▶ **Source data**
-- BEGIN --
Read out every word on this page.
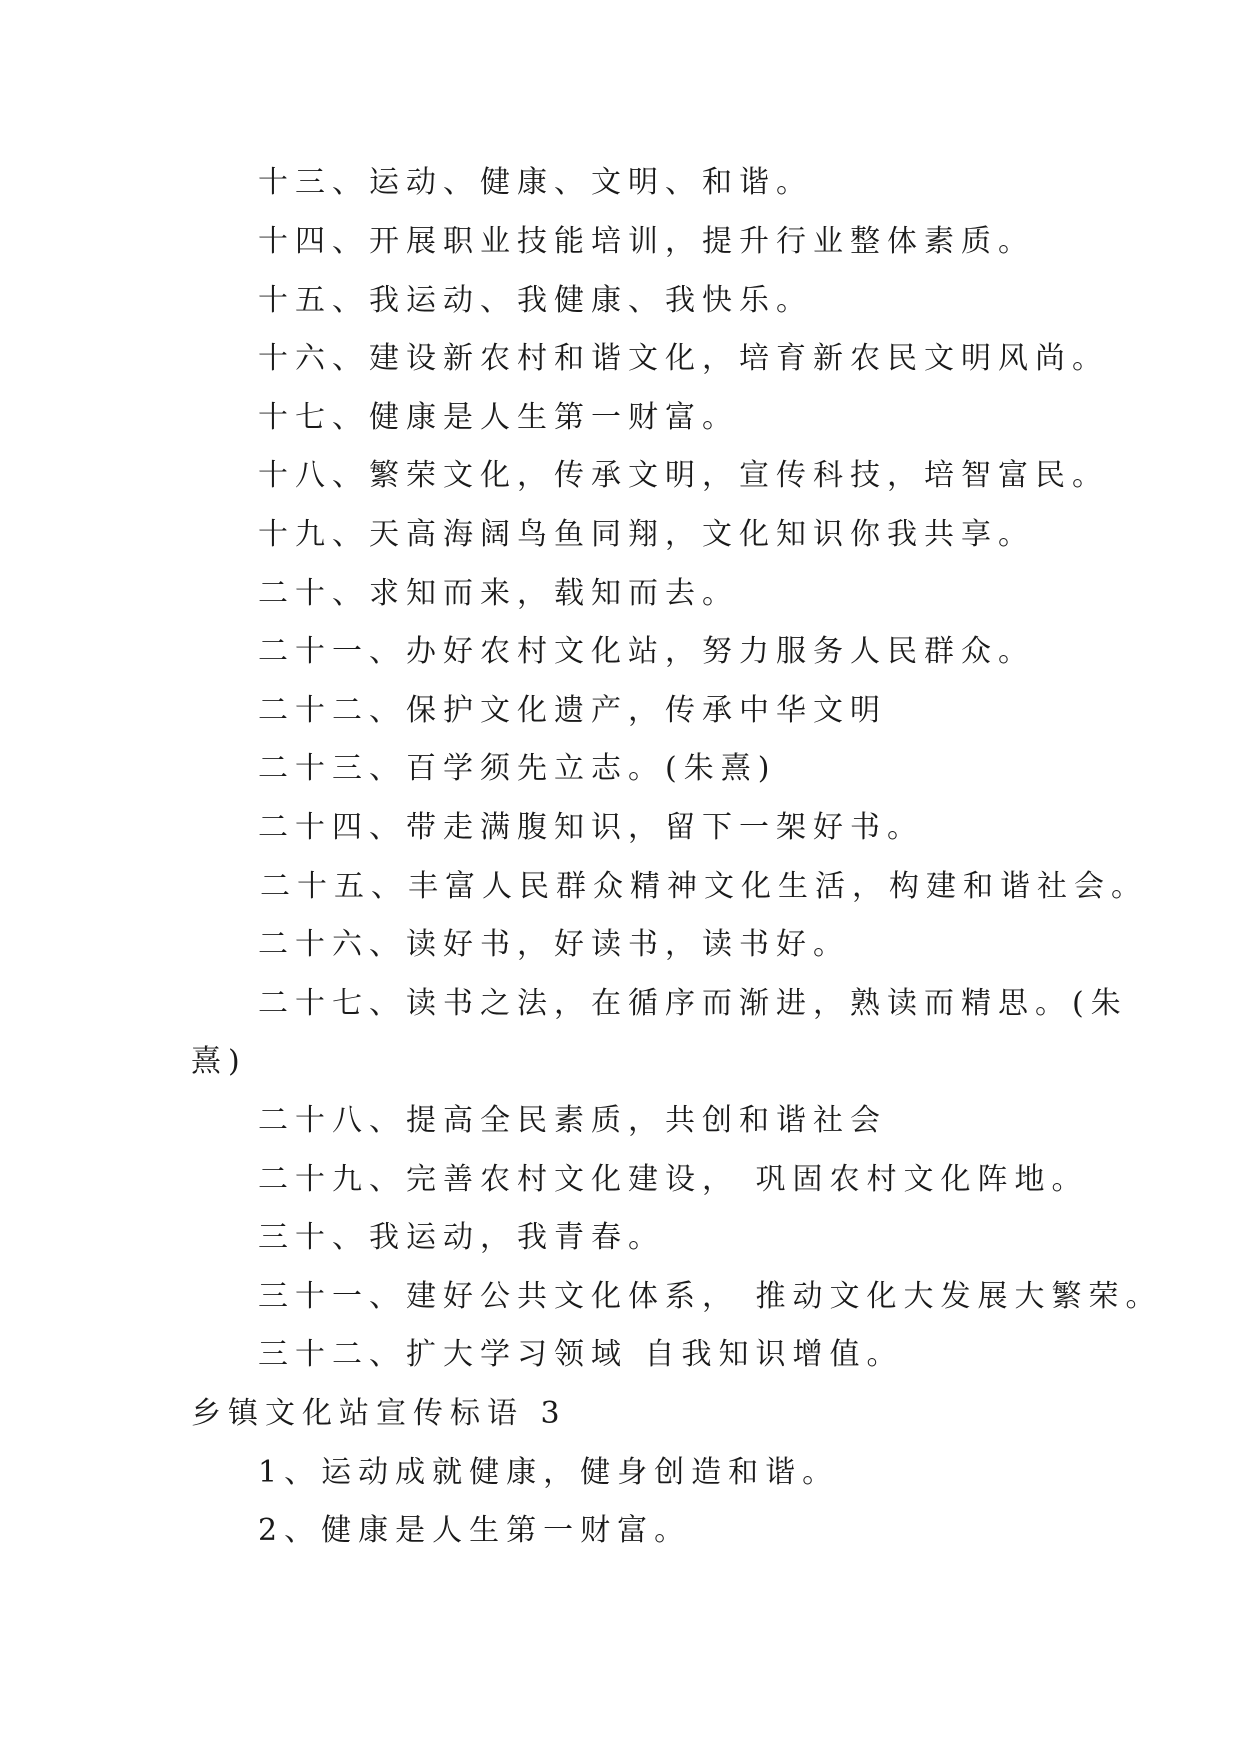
十三、运动、健康、文明、和谐。
十四、开展职业技能培训，提升行业整体素质。
十五、我运动、我健康、我快乐。
十六、建设新农村和谐文化，培育新农民文明风尚。
十七、健康是人生第一财富。
十八、繁荣文化，传承文明，宣传科技，培智富民。
十九、天高海阔鸟鱼同翔，文化知识你我共享。
二十、求知而来，载知而去。
二十一、办好农村文化站，努力服务人民群众。
二十二、保护文化遗产，传承中华文明
二十三、百学须先立志。(朱熹)
二十四、带走满腹知识，留下一架好书。
二十五、丰富人民群众精神文化生活，构建和谐社会。
二十六、读好书，好读书，读书好。
二十七、读书之法，在循序而渐进，熟读而精思。(朱
熹)
二十八、提高全民素质，共创和谐社会
二十九、完善农村文化建设， 巩固农村文化阵地。
三十、我运动，我青春。
三十一、建好公共文化体系， 推动文化大发展大繁荣。
三十二、扩大学习领域 自我知识增值。
乡镇文化站宣传标语 3
1、运动成就健康，健身创造和谐。
2、健康是人生第一财富。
-- END --
Restate the full listing verbatim and drop every picture.

Read out every word on this page.
十三、运动、健康、文明、和谐。
十四、开展职业技能培训，提升行业整体素质。
十五、我运动、我健康、我快乐。
十六、建设新农村和谐文化，培育新农民文明风尚。
十七、健康是人生第一财富。
十八、繁荣文化，传承文明，宣传科技，培智富民。
十九、天高海阔鸟鱼同翔，文化知识你我共享。
二十、求知而来，载知而去。
二十一、办好农村文化站，努力服务人民群众。
二十二、保护文化遗产，传承中华文明
二十三、百学须先立志。(朱熹)
二十四、带走满腹知识，留下一架好书。
二十五、丰富人民群众精神文化生活，构建和谐社会。
二十六、读好书，好读书，读书好。
二十七、读书之法，在循序而渐进，熟读而精思。(朱
熹)
二十八、提高全民素质，共创和谐社会
二十九、完善农村文化建设， 巩固农村文化阵地。
三十、我运动，我青春。
三十一、建好公共文化体系， 推动文化大发展大繁荣。
三十二、扩大学习领域 自我知识增值。
乡镇文化站宣传标语 3
1、运动成就健康，健身创造和谐。
2、健康是人生第一财富。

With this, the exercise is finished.